• **What you need to do**: In the data below, find every line with the string "color" and pull it out.

● ● ● ● ● ● ●

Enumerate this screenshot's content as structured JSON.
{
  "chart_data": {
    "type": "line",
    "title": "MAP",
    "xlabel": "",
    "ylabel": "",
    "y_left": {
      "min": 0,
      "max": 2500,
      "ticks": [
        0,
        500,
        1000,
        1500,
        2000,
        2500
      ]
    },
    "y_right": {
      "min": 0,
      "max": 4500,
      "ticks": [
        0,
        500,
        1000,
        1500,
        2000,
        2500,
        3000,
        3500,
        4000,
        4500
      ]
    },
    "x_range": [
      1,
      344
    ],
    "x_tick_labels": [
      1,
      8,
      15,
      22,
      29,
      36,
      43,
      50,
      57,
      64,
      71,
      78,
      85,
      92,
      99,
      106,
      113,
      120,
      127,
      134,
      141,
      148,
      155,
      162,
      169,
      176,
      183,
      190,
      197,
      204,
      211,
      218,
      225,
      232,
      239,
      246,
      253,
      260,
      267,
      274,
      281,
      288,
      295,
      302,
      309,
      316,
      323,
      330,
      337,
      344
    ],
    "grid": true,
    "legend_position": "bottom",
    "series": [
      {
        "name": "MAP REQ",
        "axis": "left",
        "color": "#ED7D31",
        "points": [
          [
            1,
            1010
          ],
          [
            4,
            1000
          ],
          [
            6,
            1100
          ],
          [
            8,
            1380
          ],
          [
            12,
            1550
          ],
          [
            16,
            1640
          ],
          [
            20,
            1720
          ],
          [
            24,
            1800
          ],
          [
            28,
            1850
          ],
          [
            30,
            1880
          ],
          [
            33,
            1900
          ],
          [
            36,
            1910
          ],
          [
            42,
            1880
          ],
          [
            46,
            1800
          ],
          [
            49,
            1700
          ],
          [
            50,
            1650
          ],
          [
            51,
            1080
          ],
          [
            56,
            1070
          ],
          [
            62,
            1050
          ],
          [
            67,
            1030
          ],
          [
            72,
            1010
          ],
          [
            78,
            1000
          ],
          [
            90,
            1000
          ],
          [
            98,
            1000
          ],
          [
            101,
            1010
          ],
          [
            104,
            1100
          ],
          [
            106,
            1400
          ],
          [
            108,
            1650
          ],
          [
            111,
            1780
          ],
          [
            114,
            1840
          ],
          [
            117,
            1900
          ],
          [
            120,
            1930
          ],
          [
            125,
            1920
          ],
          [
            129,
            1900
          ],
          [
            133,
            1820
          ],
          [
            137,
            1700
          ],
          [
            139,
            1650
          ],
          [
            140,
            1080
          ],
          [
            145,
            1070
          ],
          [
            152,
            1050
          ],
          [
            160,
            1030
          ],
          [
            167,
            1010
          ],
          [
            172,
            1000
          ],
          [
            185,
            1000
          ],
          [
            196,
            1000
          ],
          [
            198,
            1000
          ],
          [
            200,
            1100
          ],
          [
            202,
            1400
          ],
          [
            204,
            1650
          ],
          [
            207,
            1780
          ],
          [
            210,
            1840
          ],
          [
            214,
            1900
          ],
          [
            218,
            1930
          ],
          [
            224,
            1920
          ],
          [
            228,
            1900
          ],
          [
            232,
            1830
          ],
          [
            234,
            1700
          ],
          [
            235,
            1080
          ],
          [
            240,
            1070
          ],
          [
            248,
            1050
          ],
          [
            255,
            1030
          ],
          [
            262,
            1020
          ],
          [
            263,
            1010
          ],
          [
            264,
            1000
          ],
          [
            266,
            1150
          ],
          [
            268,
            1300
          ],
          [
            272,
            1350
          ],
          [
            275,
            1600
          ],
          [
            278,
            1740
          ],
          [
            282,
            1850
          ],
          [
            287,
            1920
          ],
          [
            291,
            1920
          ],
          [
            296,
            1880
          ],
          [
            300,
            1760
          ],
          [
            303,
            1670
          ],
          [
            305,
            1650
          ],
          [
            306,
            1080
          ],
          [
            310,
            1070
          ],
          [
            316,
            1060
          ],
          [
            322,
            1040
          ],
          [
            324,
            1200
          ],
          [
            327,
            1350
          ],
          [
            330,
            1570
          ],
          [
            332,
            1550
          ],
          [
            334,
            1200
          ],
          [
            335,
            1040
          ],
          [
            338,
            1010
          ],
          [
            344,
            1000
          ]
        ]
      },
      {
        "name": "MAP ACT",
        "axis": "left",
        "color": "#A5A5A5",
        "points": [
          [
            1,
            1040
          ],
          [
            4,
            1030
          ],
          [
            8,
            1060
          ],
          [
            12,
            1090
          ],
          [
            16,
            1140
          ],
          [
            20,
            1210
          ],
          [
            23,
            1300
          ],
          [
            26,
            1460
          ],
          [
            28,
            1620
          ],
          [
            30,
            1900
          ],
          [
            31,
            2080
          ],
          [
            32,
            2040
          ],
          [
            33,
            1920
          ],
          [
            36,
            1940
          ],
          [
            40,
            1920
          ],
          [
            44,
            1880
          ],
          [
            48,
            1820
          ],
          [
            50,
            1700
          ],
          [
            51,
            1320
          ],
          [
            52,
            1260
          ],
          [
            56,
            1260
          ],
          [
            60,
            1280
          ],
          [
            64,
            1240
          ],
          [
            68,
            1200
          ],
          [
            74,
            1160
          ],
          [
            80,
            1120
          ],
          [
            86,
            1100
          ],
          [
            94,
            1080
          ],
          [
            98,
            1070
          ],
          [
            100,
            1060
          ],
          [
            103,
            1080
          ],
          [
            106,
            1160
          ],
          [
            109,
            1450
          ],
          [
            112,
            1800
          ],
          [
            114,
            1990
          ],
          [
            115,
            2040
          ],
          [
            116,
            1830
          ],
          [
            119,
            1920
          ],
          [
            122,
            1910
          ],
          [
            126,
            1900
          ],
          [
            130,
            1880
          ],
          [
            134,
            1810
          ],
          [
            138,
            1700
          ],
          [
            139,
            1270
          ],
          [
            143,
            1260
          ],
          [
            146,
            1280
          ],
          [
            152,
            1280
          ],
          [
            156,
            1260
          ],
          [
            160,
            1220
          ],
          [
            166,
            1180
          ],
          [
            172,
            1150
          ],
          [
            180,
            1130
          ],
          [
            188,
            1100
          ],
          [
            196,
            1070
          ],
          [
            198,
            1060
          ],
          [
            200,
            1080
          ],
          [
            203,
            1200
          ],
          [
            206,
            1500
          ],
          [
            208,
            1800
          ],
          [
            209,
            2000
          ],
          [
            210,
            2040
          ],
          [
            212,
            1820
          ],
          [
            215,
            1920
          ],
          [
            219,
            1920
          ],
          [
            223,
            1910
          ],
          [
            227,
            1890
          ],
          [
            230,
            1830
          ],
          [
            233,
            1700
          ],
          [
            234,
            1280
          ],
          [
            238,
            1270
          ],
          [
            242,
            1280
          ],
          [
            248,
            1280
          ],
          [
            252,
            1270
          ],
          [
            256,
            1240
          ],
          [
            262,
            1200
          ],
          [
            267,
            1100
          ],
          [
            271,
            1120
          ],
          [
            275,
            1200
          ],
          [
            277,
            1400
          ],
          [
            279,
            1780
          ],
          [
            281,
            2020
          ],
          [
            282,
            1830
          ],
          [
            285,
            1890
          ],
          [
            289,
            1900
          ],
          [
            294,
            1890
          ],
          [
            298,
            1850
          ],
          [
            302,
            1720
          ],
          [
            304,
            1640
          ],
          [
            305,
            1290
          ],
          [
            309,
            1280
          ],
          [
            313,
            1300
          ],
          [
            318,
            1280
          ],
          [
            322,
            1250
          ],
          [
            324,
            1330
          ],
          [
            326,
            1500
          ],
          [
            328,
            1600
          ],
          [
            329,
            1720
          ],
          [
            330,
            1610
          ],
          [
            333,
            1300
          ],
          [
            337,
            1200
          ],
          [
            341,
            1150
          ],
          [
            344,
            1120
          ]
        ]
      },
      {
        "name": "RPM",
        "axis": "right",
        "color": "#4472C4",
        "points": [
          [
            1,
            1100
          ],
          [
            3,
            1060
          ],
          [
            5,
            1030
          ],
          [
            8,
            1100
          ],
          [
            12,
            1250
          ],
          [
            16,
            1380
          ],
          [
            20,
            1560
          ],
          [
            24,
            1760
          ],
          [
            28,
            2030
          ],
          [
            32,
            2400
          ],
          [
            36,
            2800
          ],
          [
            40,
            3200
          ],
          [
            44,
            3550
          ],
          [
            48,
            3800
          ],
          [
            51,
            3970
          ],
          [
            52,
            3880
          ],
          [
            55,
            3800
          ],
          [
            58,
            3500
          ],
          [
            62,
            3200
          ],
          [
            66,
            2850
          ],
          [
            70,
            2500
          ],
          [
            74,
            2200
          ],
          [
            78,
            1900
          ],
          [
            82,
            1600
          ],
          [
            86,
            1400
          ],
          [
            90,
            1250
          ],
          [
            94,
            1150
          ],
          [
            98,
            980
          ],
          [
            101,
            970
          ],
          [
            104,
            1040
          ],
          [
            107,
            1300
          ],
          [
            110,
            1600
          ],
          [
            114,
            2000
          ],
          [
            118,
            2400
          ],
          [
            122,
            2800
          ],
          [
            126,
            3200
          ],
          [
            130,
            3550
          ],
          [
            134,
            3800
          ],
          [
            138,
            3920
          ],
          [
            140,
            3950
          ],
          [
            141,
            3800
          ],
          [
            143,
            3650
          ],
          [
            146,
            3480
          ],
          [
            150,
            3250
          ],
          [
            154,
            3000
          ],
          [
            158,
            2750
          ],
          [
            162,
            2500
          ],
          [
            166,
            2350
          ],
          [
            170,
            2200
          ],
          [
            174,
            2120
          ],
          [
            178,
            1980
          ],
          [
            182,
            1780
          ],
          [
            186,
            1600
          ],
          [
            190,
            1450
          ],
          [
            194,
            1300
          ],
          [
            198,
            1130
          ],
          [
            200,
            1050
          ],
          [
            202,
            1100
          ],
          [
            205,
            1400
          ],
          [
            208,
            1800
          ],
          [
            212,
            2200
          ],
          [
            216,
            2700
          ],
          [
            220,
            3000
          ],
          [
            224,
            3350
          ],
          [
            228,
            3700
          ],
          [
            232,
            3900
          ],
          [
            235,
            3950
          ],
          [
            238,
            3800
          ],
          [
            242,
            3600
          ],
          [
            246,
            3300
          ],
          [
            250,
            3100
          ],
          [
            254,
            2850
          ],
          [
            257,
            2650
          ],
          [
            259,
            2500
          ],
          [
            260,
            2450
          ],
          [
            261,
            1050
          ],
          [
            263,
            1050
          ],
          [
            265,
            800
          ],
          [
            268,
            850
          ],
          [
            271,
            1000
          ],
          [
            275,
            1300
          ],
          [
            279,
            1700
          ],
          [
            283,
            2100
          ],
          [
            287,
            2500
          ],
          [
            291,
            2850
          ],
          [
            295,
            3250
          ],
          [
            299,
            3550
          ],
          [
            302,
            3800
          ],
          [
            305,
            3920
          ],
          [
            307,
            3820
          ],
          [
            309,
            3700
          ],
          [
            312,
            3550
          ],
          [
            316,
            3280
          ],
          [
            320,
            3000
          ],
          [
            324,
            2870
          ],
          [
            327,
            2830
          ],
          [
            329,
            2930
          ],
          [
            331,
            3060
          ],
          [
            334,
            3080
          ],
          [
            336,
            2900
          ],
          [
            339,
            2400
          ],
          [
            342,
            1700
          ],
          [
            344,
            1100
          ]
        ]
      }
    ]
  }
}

● ● ● ● ● ● ●

• **Answer**:
        "color": "#ED7D31",
        "color": "#A5A5A5",
        "color": "#4472C4",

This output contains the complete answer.